• **What you have to do**: Pull every line containing the word "تحويل" from the records.

[Stored data entries]

------------

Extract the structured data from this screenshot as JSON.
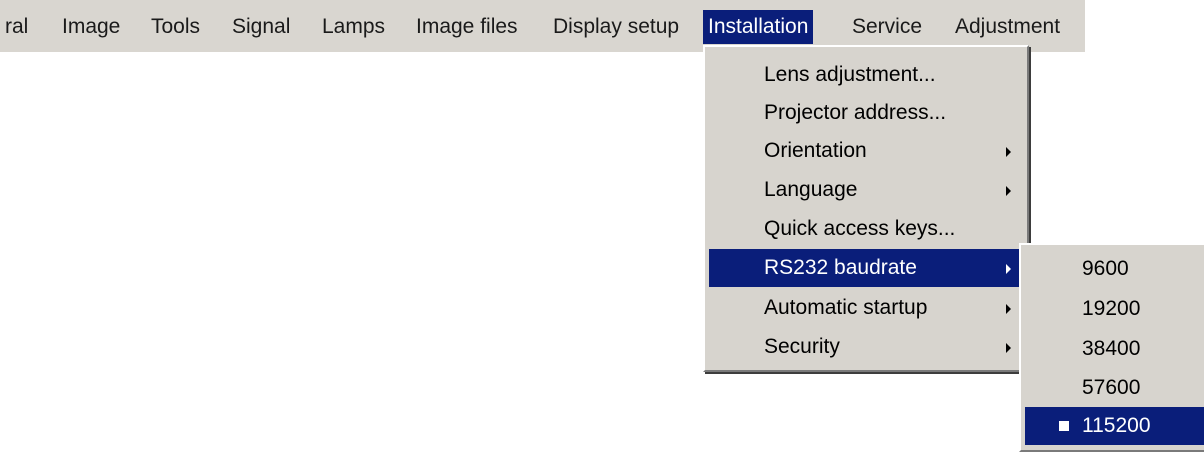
{
  "menubar": {
    "items": [
      {
        "label": "ral"
      },
      {
        "label": "Image"
      },
      {
        "label": "Tools"
      },
      {
        "label": "Signal"
      },
      {
        "label": "Lamps"
      },
      {
        "label": "Image files"
      },
      {
        "label": "Display setup"
      },
      {
        "label": "Installation",
        "active": true
      },
      {
        "label": "Service"
      },
      {
        "label": "Adjustment"
      }
    ]
  },
  "installation_menu": {
    "items": [
      {
        "label": "Lens adjustment...",
        "has_submenu": false
      },
      {
        "label": "Projector address...",
        "has_submenu": false
      },
      {
        "label": "Orientation",
        "has_submenu": true
      },
      {
        "label": "Language",
        "has_submenu": true
      },
      {
        "label": "Quick access keys...",
        "has_submenu": false
      },
      {
        "label": "RS232 baudrate",
        "has_submenu": true,
        "active": true
      },
      {
        "label": "Automatic startup",
        "has_submenu": true
      },
      {
        "label": "Security",
        "has_submenu": true
      }
    ]
  },
  "baudrate_submenu": {
    "items": [
      {
        "label": "9600"
      },
      {
        "label": "19200"
      },
      {
        "label": "38400"
      },
      {
        "label": "57600"
      },
      {
        "label": "115200",
        "selected": true
      }
    ]
  },
  "colors": {
    "menu_background": "#d7d4ce",
    "highlight": "#0a1e7a",
    "highlight_text": "#ffffff",
    "text": "#000000"
  }
}
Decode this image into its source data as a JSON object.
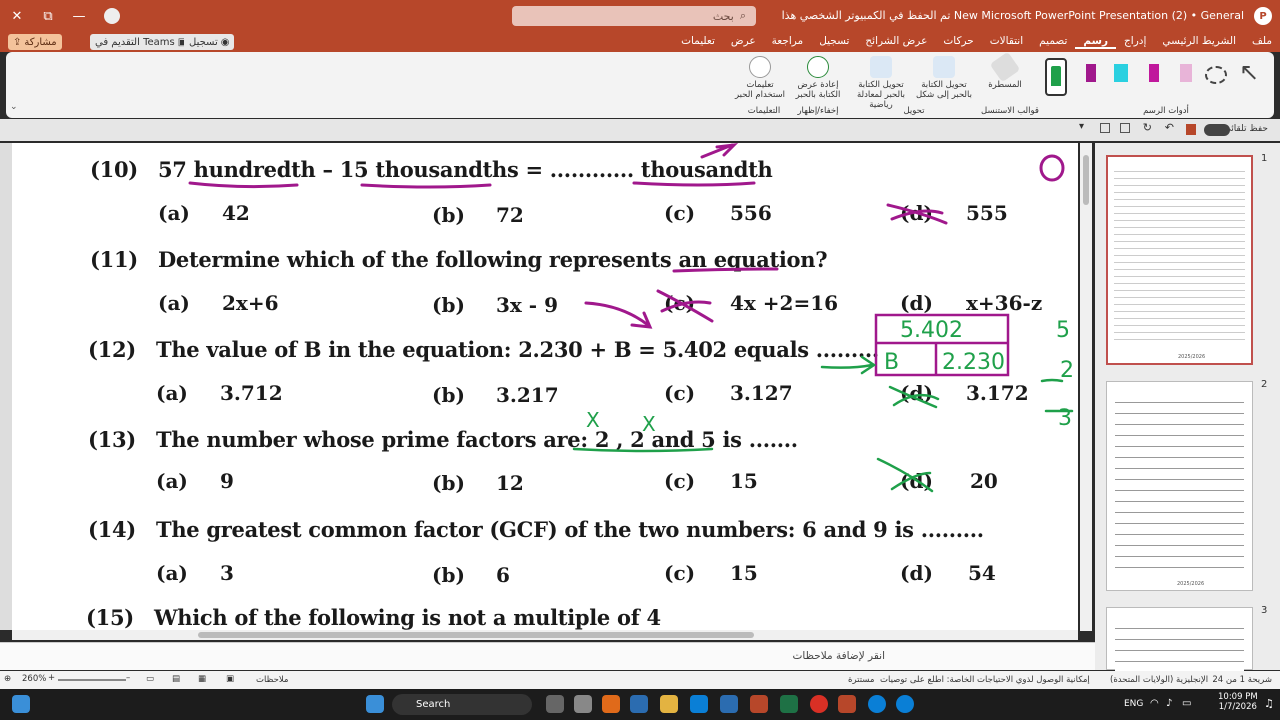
{
  "titlebar": {
    "title": "New Microsoft PowerPoint Presentation (2) • General  تم الحفظ في الكمبيوتر الشخصي هذا",
    "search_placeholder": "بحث",
    "close": "✕",
    "restore": "⧉",
    "minimize": "—"
  },
  "tabs": [
    "ملف",
    "الشريط الرئيسي",
    "إدراج",
    "رسم",
    "تصميم",
    "انتقالات",
    "حركات",
    "عرض الشرائح",
    "تسجيل",
    "مراجعة",
    "عرض",
    "تعليمات"
  ],
  "active_tab": "رسم",
  "actions": {
    "share": "مشاركة",
    "teams": "التقديم في Teams",
    "record": "تسجيل"
  },
  "ribbon": {
    "draw_tools_label": "أدوات الرسم",
    "ruler": "المسطرة",
    "stencils_label": "قوالب الاستنسل",
    "ink_to_shape": "تحويل الكتابة بالحبر إلى شكل",
    "ink_to_math": "تحويل الكتابة بالحبر لمعادلة رياضية",
    "convert_label": "تحويل",
    "replay": "إعادة عرض الكتابة بالحبر",
    "replay_label": "إخفاء/إظهار",
    "help": "تعليمات استخدام الحبر",
    "help_label": "التعليمات"
  },
  "toolbar2": {
    "autosave": "حفظ تلقائي"
  },
  "slide": {
    "q10": {
      "num": "(10)",
      "text": "57 hundredth – 15 thousandths = ............ thousandth",
      "options": [
        [
          "(a)",
          "42"
        ],
        [
          "(b)",
          "72"
        ],
        [
          "(c)",
          "556"
        ],
        [
          "(d)",
          "555"
        ]
      ]
    },
    "q11": {
      "num": "(11)",
      "text": "Determine which of the following represents an equation?",
      "options": [
        [
          "(a)",
          "2x+6"
        ],
        [
          "(b)",
          "3x - 9"
        ],
        [
          "(c)",
          "4x +2=16"
        ],
        [
          "(d)",
          "x+36-z"
        ]
      ]
    },
    "q12": {
      "num": "(12)",
      "text": "The value of B in the equation: 2.230 + B = 5.402 equals .........",
      "options": [
        [
          "(a)",
          "3.712"
        ],
        [
          "(b)",
          "3.217"
        ],
        [
          "(c)",
          "3.127"
        ],
        [
          "(d)",
          "3.172"
        ]
      ]
    },
    "q13": {
      "num": "(13)",
      "text": "The number whose prime factors are: 2 , 2 and 5 is .......",
      "options": [
        [
          "(a)",
          "9"
        ],
        [
          "(b)",
          "12"
        ],
        [
          "(c)",
          "15"
        ],
        [
          "(d)",
          "20"
        ]
      ]
    },
    "q14": {
      "num": "(14)",
      "text": "The greatest common factor (GCF) of the two numbers: 6 and 9 is .........",
      "options": [
        [
          "(a)",
          "3"
        ],
        [
          "(b)",
          "6"
        ],
        [
          "(c)",
          "15"
        ],
        [
          "(d)",
          "54"
        ]
      ]
    },
    "q15": {
      "num": "(15)",
      "text": "Which of the following is not a multiple of 4"
    },
    "ink": {
      "box_top": "5.402",
      "box_b": "B",
      "box_val": "2.230",
      "side": "5 - 2 / 3",
      "zero": "0",
      "x1": "X",
      "x2": "X"
    }
  },
  "notes_placeholder": "انقر لإضافة ملاحظات",
  "thumbs": {
    "n1": "1",
    "n2": "2",
    "n3": "3",
    "year": "2025/2026"
  },
  "status": {
    "zoom": "260%",
    "notes": "ملاحظات",
    "slide_of": "شريحة 1 من 24",
    "language": "الإنجليزية (الولايات المتحدة)",
    "accessibility": "إمكانية الوصول لذوي الاحتياجات الخاصة: اطلع على توصيات",
    "hidden": "مستترة"
  },
  "taskbar": {
    "search": "Search",
    "lang": "ENG",
    "time": "10:09 PM",
    "date": "1/7/2026"
  },
  "colors": {
    "accent": "#b7472a",
    "ink_purple": "#a0188c",
    "ink_green": "#1fa04a"
  }
}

------------

• **Exercise response**:
    "ink_to_shape": "تحويل الكتابة بالحبر إلى شكل",
    "ink_to_math": "تحويل الكتابة بالحبر لمعادلة رياضية",
    "convert_label": "تحويل",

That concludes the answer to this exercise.